_Prompt:_ Below is the data. Give it again, complete and exact.
Start Data for this task
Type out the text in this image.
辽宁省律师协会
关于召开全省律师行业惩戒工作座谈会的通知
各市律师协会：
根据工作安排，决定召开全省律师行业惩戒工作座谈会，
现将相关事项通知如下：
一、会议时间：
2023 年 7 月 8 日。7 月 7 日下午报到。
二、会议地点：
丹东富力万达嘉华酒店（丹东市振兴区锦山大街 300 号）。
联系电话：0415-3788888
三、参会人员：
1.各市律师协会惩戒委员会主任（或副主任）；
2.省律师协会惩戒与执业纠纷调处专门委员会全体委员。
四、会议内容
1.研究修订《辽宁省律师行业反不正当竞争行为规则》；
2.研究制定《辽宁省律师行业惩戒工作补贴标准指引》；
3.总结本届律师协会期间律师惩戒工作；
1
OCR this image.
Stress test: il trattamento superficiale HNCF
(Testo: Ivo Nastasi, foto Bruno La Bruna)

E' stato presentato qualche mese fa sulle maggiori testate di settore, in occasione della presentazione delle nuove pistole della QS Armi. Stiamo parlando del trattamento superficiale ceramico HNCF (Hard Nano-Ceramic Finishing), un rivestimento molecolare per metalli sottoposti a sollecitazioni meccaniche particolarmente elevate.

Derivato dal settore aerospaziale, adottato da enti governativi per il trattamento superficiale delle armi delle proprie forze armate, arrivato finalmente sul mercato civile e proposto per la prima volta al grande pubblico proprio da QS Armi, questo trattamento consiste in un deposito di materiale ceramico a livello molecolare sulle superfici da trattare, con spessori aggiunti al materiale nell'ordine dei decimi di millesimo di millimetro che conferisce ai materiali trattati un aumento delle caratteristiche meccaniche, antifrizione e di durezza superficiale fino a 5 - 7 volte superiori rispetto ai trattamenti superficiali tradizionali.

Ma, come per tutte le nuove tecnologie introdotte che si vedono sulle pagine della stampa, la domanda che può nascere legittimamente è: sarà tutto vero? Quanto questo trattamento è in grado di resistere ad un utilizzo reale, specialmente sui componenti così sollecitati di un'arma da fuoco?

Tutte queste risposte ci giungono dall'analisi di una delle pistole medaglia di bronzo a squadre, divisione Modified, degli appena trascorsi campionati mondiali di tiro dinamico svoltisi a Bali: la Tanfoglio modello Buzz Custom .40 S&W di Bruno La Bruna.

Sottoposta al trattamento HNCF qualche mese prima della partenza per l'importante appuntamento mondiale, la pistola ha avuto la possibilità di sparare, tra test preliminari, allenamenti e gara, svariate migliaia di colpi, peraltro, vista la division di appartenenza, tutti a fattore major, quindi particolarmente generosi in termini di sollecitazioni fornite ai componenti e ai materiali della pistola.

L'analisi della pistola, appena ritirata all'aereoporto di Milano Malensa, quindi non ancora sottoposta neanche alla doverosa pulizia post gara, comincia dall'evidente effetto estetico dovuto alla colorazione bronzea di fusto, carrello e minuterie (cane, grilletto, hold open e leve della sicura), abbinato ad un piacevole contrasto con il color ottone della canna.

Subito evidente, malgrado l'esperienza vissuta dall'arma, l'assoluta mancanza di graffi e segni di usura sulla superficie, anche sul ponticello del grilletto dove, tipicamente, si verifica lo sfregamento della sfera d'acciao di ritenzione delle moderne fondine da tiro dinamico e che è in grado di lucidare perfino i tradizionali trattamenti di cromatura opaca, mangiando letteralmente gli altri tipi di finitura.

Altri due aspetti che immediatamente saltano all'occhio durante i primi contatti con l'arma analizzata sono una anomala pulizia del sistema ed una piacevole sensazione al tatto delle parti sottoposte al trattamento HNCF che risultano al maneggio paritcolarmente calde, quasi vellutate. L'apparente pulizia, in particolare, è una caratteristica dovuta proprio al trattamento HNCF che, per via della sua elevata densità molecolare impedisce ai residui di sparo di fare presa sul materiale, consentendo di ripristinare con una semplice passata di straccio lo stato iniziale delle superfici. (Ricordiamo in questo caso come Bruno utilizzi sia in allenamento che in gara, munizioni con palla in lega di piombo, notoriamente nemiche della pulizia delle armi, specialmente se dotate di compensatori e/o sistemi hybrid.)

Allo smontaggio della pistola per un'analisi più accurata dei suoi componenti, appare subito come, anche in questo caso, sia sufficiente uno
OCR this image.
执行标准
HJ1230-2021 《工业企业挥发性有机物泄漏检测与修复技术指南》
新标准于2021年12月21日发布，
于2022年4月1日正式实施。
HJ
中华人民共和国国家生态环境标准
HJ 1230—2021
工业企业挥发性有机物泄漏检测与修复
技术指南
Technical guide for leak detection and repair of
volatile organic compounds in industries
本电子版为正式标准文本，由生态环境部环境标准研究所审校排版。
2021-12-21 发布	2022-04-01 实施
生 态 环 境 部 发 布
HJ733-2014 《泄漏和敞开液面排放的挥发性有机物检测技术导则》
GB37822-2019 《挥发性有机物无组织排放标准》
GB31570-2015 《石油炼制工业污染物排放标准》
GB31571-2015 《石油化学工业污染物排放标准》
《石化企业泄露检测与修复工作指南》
End Data for this task
_Reply:_
Type out the text in this image.
辽宁省律师协会
关于召开全省律师行业惩戒工作座谈会的通知
各市律师协会：
根据工作安排，决定召开全省律师行业惩戒工作座谈会，
现将相关事项通知如下：
一、会议时间：
2023 年 7 月 8 日。7 月 7 日下午报到。
二、会议地点：
丹东富力万达嘉华酒店（丹东市振兴区锦山大街 300 号）。
联系电话：0415-3788888
三、参会人员：
1.各市律师协会惩戒委员会主任（或副主任）；
2.省律师协会惩戒与执业纠纷调处专门委员会全体委员。
四、会议内容
1.研究修订《辽宁省律师行业反不正当竞争行为规则》；
2.研究制定《辽宁省律师行业惩戒工作补贴标准指引》；
3.总结本届律师协会期间律师惩戒工作；
1
OCR this image.
Stress test: il trattamento superficiale HNCF
(Testo: Ivo Nastasi, foto Bruno La Bruna)

E' stato presentato qualche mese fa sulle maggiori testate di settore, in occasione della presentazione delle nuove pistole della QS Armi. Stiamo parlando del trattamento superficiale ceramico HNCF (Hard Nano-Ceramic Finishing), un rivestimento molecolare per metalli sottoposti a sollecitazioni meccaniche particolarmente elevate.

Derivato dal settore aerospaziale, adottato da enti governativi per il trattamento superficiale delle armi delle proprie forze armate, arrivato finalmente sul mercato civile e proposto per la prima volta al grande pubblico proprio da QS Armi, questo trattamento consiste in un deposito di materiale ceramico a livello molecolare sulle superfici da trattare, con spessori aggiunti al materiale nell'ordine dei decimi di millesimo di millimetro che conferisce ai materiali trattati un aumento delle caratteristiche meccaniche, antifrizione e di durezza superficiale fino a 5 - 7 volte superiori rispetto ai trattamenti superficiali tradizionali.

Ma, come per tutte le nuove tecnologie introdotte che si vedono sulle pagine della stampa, la domanda che può nascere legittimamente è: sarà tutto vero? Quanto questo trattamento è in grado di resistere ad un utilizzo reale, specialmente sui componenti così sollecitati di un'arma da fuoco?

Tutte queste risposte ci giungono dall'analisi di una delle pistole medaglia di bronzo a squadre, divisione Modified, degli appena trascorsi campionati mondiali di tiro dinamico svoltisi a Bali: la Tanfoglio modello Buzz Custom .40 S&W di Bruno La Bruna.

Sottoposta al trattamento HNCF qualche mese prima della partenza per l'importante appuntamento mondiale, la pistola ha avuto la possibilità di sparare, tra test preliminari, allenamenti e gara, svariate migliaia di colpi, peraltro, vista la division di appartenenza, tutti a fattore major, quindi particolarmente generosi in termini di sollecitazioni fornite ai componenti e ai materiali della pistola.

L'analisi della pistola, appena ritirata all'aereoporto di Milano Malensa, quindi non ancora sottoposta neanche alla doverosa pulizia post gara, comincia dall'evidente effetto estetico dovuto alla colorazione bronzea di fusto, carrello e minuterie (cane, grilletto, hold open e leve della sicura), abbinato ad un piacevole contrasto con il color ottone della canna.

Subito evidente, malgrado l'esperienza vissuta dall'arma, l'assoluta mancanza di graffi e segni di usura sulla superficie, anche sul ponticello del grilletto dove, tipicamente, si verifica lo sfregamento della sfera d'acciao di ritenzione delle moderne fondine da tiro dinamico e che è in grado di lucidare perfino i tradizionali trattamenti di cromatura opaca, mangiando letteralmente gli altri tipi di finitura.

Altri due aspetti che immediatamente saltano all'occhio durante i primi contatti con l'arma analizzata sono una anomala pulizia del sistema ed una piacevole sensazione al tatto delle parti sottoposte al trattamento HNCF che risultano al maneggio paritcolarmente calde, quasi vellutate. L'apparente pulizia, in particolare, è una caratteristica dovuta proprio al trattamento HNCF che, per via della sua elevata densità molecolare impedisce ai residui di sparo di fare presa sul materiale, consentendo di ripristinare con una semplice passata di straccio lo stato iniziale delle superfici. (Ricordiamo in questo caso come Bruno utilizzi sia in allenamento che in gara, munizioni con palla in lega di piombo, notoriamente nemiche della pulizia delle armi, specialmente se dotate di compensatori e/o sistemi hybrid.)

Allo smontaggio della pistola per un'analisi più accurata dei suoi componenti, appare subito come, anche in questo caso, sia sufficiente uno
OCR this image.
执行标准
HJ1230-2021 《工业企业挥发性有机物泄漏检测与修复技术指南》
新标准于2021年12月21日发布，
于2022年4月1日正式实施。
HJ
中华人民共和国国家生态环境标准
HJ 1230—2021
工业企业挥发性有机物泄漏检测与修复
技术指南
Technical guide for leak detection and repair of
volatile organic compounds in industries
本电子版为正式标准文本，由生态环境部环境标准研究所审校排版。
2021-12-21 发布	2022-04-01 实施
生 态 环 境 部 发 布
HJ733-2014 《泄漏和敞开液面排放的挥发性有机物检测技术导则》
GB37822-2019 《挥发性有机物无组织排放标准》
GB31570-2015 《石油炼制工业污染物排放标准》
GB31571-2015 《石油化学工业污染物排放标准》
《石化企业泄露检测与修复工作指南》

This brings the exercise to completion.